# DATA FOR THE TASK:
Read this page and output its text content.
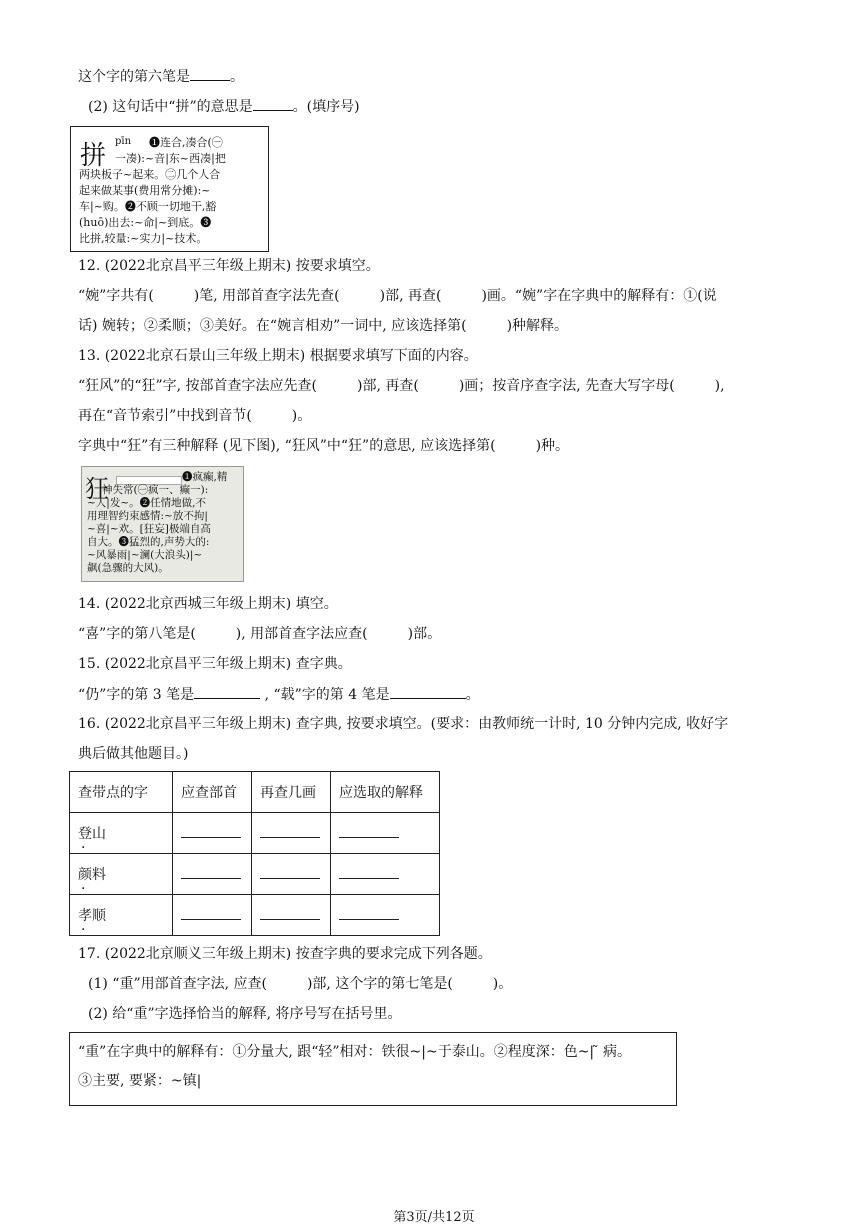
这个字的第六笔是	。
(2) 这句话中“拼”的意思是	。(填序号)
拼 pīn ❶连合,凑合(㊀
一凑):~音|东~西凑|把
两块板子~起来。㊁几个人合
起来做某事(费用常分摊):~
车|~购。❷不顾一切地干,豁
(huō)出去:~命|~到底。❸
比拼,较量:~实力|~技术。
12. (2022北京昌平三年级上期末) 按要求填空。
“婉”字共有(	)笔, 用部首查字法先查(	)部, 再查(	)画。“婉”字在字典中的解释有：①(说
话) 婉转；②柔顺；③美好。在“婉言相劝”一词中, 应该选择第(	)种解释。
13. (2022北京石景山三年级上期末) 根据要求填写下面的内容。
“狂风”的“狂”字, 按部首查字法应先查(	)部, 再查(	)画；按音序查字法, 先查大写字母(	),
再在“音节索引”中找到音节(	)。
字典中“狂”有三种解释 (见下图), “狂风”中“狂”的意思, 应该选择第(	)种。
狂	❶疯癫,精
神失常(㊀疯一、癫一):
~人|发~。❷任情地做,不
用理智约束感情:~放不拘|
~喜|~欢。[狂妄]极端自高
自大。❸猛烈的,声势大的:
~风暴雨|~澜(大浪头)|~
飙(急骤的大风)。
14. (2022北京西城三年级上期末) 填空。
“喜”字的第八笔是(	), 用部首查字法应查(	)部。
15. (2022北京昌平三年级上期末) 查字典。
“仍”字的第 3 笔是	, “载”字的第 4 笔是	。
16. (2022北京昌平三年级上期末) 查字典, 按要求填空。(要求：由教师统一计时, 10 分钟内完成, 收好字
典后做其他题目。)
查带点的字	应查部首	再查几画	应选取的解释
登山			
颜料			
孝顺			
17. (2022北京顺义三年级上期末) 按查字典的要求完成下列各题。
(1) “重”用部首查字法, 应查(	)部, 这个字的第七笔是(	)。
(2) 给“重”字选择恰当的解释, 将序号写在括号里。
“重”在字典中的解释有：①分量大, 跟“轻”相对：铁很~|~于泰山。②程度深：色~| ̃ 病。
③主要, 要紧：~镇|
第3页/共12页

# WORK TO COMPLETE:
Copy every record above exactly as written, but leave out the pictures.

# TASK ANSWER:
Read this page and output its text content.
这个字的第六笔是	。
(2) 这句话中“拼”的意思是	。(填序号)
拼 pīn ❶连合,凑合(㊀
一凑):~音|东~西凑|把
两块板子~起来。㊁几个人合
起来做某事(费用常分摊):~
车|~购。❷不顾一切地干,豁
(huō)出去:~命|~到底。❸
比拼,较量:~实力|~技术。
12. (2022北京昌平三年级上期末) 按要求填空。
“婉”字共有(	)笔, 用部首查字法先查(	)部, 再查(	)画。“婉”字在字典中的解释有：①(说
话) 婉转；②柔顺；③美好。在“婉言相劝”一词中, 应该选择第(	)种解释。
13. (2022北京石景山三年级上期末) 根据要求填写下面的内容。
“狂风”的“狂”字, 按部首查字法应先查(	)部, 再查(	)画；按音序查字法, 先查大写字母(	),
再在“音节索引”中找到音节(	)。
字典中“狂”有三种解释 (见下图), “狂风”中“狂”的意思, 应该选择第(	)种。
狂	❶疯癫,精
神失常(㊀疯一、癫一):
~人|发~。❷任情地做,不
用理智约束感情:~放不拘|
~喜|~欢。[狂妄]极端自高
自大。❸猛烈的,声势大的:
~风暴雨|~澜(大浪头)|~
飙(急骤的大风)。
14. (2022北京西城三年级上期末) 填空。
“喜”字的第八笔是(	), 用部首查字法应查(	)部。
15. (2022北京昌平三年级上期末) 查字典。
“仍”字的第 3 笔是	, “载”字的第 4 笔是	。
16. (2022北京昌平三年级上期末) 查字典, 按要求填空。(要求：由教师统一计时, 10 分钟内完成, 收好字
典后做其他题目。)
查带点的字	应查部首	再查几画	应选取的解释
登山			
颜料			
孝顺			
17. (2022北京顺义三年级上期末) 按查字典的要求完成下列各题。
(1) “重”用部首查字法, 应查(	)部, 这个字的第七笔是(	)。
(2) 给“重”字选择恰当的解释, 将序号写在括号里。
“重”在字典中的解释有：①分量大, 跟“轻”相对：铁很~|~于泰山。②程度深：色~| ̃ 病。
③主要, 要紧：~镇|
第3页/共12页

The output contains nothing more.